= READING TEXT =
++++++++++

Design, Construction, and Characterization of the Synthetically Derived Homodimeric Enzymatic Activity Library

Abstract

Natural enzymes are inherently limited by evolutionary history. Shared protein scaffolds, active site residues, and functional domains across large protein superfamilies demonstrate the kinship, and therefore the limitations, of natural enzymes. In order to explore outside of nature’s boundaries, completely non-natural proteins must be created and investigated. Previous work in the Hecht lab has led to the creation of SynF4, a de novo enzyme that has no homology to any natural protein. SynF4 will be used as the basis for the design, construction, and characterization of a library of de novo proteins. As the parental sequence is an enzyme, it is proposed that some library members will themselves have enzymatic activity. To introduce diversity, a combinatorial approach was used to selectively and specifically replace first and second shell residues of the SynF4 active site. Next generation sequencing revealed the library was successfully assembled and resulted in 4.7 x 10^6 unique sequences that closely mimic the design. Initial characterization of the library demonstrated that the library is well expressed and soluble in E. coli. Purification of two randomly chosen library members 4H and 6F was facile. Both proteins were shown to be dimeric, well folded, and stable as designed; this suggest that other library members will share these desired characteristics. Overall, the assembled library is highly diverse and closely matches the design. Probing for functional enzymes was initiated, and a refined methodology is presented. With further investigation, functional de novo enzymes might be discovered within the assembled library. The discovery of more de novo enzymes will provide insight into previously unexplored sequence space and enzymatic reaction mechanisms.

++++++++++

= DATA SUPPLIED =
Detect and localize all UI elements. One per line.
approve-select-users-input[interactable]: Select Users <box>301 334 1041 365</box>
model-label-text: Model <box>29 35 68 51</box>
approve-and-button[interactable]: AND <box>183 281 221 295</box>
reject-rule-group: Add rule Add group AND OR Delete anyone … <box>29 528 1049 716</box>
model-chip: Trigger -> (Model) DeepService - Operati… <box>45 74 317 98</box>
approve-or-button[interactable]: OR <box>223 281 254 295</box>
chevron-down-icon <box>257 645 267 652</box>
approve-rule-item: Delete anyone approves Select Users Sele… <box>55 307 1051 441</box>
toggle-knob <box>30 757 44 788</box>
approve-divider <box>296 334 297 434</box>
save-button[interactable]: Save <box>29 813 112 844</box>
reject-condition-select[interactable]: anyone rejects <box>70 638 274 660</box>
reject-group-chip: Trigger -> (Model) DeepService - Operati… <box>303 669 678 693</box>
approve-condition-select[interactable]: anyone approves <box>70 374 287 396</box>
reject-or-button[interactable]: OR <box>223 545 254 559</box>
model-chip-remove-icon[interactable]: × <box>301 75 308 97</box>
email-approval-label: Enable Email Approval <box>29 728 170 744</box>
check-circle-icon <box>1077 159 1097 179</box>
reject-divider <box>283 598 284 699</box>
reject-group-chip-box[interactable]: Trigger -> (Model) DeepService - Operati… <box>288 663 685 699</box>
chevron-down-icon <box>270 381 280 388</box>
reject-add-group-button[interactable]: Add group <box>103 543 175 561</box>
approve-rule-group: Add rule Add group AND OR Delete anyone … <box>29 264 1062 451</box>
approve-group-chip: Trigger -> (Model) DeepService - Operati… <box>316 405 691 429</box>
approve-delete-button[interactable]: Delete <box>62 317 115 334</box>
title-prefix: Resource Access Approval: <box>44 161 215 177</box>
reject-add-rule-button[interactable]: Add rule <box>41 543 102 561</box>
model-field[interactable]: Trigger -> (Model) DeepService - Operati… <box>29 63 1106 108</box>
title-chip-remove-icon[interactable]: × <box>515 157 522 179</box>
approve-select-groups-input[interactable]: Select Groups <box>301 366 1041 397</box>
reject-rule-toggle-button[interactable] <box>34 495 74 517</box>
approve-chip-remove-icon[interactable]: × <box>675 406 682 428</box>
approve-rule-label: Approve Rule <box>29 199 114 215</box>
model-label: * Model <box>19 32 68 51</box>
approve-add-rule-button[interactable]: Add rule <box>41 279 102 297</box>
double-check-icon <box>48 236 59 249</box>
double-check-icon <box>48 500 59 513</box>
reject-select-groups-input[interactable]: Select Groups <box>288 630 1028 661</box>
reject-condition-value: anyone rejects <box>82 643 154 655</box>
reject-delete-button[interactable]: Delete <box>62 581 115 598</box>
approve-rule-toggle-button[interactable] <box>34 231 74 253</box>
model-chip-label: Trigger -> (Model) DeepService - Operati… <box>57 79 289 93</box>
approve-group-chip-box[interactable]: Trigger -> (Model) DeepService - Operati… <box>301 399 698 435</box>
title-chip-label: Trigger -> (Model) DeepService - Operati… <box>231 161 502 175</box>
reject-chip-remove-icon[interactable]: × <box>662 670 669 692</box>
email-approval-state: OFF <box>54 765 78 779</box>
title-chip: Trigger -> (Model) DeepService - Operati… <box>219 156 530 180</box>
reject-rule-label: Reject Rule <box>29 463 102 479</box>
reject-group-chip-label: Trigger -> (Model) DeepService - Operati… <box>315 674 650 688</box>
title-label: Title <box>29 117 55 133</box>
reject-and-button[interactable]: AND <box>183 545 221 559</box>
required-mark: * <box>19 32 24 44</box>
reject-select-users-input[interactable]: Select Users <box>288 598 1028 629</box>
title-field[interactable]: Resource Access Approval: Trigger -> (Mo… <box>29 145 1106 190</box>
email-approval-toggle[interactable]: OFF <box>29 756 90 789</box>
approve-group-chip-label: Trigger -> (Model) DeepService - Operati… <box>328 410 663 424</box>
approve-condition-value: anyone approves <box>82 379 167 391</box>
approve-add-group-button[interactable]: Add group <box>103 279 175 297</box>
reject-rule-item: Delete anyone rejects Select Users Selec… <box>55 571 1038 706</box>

++++++++++

According to the abstract, how many unique sequences did next generation sequencing show the assembled library contained? Rely solely on the abstract above.

= OUTPUT BELOW =
4.7 x 10^6 unique sequences